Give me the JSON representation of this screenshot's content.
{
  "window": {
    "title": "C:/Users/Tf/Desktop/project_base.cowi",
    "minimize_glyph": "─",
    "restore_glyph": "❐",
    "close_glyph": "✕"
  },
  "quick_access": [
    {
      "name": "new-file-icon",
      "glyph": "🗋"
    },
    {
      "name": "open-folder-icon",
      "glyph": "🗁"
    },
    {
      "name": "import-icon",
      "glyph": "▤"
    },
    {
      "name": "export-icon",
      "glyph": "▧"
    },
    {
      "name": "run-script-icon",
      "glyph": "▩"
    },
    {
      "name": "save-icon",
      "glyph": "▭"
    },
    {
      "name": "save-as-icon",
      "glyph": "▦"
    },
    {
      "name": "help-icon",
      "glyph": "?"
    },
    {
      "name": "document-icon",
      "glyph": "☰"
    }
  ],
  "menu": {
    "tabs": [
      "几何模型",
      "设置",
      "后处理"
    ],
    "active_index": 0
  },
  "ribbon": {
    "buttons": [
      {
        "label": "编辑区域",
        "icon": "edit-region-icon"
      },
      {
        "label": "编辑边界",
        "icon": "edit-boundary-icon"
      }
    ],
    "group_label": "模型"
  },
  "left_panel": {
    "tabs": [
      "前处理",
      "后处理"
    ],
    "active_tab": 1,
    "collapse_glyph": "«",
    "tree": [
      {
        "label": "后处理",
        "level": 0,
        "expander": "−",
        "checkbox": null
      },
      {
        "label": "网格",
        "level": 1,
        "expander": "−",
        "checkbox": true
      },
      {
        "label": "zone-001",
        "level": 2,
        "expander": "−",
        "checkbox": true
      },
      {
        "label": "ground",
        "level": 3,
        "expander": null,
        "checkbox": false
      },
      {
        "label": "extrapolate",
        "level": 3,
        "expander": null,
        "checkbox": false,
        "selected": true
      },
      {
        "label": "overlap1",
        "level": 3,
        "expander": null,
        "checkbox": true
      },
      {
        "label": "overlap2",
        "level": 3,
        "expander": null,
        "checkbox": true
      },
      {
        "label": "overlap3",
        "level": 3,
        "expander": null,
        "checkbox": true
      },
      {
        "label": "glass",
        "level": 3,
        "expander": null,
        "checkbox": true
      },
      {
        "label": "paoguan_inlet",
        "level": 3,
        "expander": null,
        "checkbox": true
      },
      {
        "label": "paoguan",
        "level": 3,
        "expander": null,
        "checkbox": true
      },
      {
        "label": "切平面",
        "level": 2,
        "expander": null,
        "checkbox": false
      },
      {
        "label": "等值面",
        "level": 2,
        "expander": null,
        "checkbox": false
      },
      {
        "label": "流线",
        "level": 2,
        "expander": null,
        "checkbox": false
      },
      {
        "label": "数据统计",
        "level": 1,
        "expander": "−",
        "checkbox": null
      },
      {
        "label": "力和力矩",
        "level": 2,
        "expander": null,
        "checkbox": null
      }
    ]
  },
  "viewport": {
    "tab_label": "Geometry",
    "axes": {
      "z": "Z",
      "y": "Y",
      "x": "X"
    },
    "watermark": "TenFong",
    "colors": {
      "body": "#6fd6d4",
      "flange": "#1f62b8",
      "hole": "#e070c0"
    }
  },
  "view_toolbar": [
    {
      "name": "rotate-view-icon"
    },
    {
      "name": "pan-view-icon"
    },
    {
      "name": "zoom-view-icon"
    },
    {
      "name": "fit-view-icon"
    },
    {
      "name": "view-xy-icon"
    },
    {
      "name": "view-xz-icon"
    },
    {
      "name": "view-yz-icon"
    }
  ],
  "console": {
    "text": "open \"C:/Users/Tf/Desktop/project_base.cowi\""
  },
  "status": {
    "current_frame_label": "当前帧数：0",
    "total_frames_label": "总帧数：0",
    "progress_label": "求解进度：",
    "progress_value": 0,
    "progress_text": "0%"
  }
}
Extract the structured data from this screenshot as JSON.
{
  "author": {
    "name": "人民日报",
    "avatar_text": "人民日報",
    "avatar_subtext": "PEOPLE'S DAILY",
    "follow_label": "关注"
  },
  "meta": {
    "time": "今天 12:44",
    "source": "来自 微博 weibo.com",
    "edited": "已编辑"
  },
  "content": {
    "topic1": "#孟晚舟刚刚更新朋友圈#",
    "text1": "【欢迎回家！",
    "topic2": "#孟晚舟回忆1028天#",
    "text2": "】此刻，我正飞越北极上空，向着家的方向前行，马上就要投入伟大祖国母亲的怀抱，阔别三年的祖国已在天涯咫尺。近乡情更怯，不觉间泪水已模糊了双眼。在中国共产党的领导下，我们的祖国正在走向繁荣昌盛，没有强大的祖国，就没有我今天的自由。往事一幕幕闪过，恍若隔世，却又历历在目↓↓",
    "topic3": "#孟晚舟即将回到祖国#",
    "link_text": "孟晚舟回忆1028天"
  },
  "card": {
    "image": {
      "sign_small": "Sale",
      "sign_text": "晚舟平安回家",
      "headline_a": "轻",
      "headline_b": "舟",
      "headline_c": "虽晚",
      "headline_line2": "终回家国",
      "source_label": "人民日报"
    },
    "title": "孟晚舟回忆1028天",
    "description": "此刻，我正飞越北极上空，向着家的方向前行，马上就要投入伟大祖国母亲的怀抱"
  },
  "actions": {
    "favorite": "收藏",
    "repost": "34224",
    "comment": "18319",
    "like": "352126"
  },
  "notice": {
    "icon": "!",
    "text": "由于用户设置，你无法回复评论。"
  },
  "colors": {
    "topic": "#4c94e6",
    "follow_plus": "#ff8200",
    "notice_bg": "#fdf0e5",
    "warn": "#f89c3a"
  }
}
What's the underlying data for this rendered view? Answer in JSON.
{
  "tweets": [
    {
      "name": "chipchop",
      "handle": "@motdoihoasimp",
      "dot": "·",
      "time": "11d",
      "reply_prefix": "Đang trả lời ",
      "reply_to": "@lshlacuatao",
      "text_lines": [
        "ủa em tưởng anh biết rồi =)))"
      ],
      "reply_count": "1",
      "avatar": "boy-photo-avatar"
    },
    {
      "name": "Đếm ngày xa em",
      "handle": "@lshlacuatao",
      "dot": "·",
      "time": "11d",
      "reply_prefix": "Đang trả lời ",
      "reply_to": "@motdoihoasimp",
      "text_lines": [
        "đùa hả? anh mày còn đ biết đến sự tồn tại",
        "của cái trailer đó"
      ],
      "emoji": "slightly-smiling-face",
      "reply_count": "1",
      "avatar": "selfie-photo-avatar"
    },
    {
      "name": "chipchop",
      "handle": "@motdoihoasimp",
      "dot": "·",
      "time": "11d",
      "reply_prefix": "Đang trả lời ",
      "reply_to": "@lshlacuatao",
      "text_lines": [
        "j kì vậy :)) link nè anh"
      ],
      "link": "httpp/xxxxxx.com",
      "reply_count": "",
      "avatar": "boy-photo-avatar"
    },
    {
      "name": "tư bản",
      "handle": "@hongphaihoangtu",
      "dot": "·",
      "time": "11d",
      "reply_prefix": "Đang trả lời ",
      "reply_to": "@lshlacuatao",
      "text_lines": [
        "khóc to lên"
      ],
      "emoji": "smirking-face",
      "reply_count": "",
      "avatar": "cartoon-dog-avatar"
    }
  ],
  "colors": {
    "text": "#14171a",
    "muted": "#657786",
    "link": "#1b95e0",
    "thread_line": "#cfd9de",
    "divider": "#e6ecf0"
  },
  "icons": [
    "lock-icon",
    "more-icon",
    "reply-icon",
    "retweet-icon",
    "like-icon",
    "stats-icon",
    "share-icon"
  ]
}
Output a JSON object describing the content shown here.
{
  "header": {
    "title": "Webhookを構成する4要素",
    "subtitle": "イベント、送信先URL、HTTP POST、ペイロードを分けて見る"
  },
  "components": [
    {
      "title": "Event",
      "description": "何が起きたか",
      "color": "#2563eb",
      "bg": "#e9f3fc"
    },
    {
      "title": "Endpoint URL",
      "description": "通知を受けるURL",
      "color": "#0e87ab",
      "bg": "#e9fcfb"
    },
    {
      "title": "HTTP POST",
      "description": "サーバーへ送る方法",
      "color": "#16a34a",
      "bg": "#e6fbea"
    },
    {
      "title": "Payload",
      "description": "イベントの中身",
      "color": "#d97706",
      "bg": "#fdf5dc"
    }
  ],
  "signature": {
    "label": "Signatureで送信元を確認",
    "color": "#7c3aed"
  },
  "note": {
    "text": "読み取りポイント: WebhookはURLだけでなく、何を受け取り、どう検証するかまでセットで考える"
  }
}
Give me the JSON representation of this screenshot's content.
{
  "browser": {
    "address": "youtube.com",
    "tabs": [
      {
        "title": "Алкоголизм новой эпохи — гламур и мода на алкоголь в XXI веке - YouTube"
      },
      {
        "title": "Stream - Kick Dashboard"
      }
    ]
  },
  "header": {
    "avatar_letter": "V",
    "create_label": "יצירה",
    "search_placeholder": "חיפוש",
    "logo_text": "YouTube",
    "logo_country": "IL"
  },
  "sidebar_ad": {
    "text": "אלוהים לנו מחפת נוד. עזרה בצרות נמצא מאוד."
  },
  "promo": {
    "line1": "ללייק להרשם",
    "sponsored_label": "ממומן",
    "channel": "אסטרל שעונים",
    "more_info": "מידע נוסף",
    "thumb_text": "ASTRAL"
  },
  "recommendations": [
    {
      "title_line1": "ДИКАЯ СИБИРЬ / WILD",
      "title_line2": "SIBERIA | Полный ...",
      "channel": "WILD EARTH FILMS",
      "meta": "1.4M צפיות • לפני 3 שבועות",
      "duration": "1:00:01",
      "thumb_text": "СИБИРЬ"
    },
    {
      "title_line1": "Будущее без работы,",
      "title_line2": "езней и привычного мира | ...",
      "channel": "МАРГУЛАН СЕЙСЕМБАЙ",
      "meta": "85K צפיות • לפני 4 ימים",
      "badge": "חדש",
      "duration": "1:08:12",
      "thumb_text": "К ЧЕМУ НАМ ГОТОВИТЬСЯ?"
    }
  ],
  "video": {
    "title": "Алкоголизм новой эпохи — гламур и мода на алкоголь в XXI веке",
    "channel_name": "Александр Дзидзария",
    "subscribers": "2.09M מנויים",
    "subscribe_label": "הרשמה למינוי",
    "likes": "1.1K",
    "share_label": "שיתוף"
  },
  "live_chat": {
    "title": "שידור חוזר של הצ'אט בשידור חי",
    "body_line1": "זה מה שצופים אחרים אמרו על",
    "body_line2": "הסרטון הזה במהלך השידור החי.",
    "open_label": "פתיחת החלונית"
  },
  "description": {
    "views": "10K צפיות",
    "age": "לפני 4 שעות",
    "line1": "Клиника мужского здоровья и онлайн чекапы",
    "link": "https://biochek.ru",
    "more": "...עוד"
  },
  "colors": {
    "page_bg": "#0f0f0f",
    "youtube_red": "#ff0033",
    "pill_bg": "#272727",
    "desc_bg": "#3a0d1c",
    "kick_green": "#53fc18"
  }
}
#####
Set task:
What is the number of lines in the data that hold the string "handle"? Answer with the number only.

The response:
4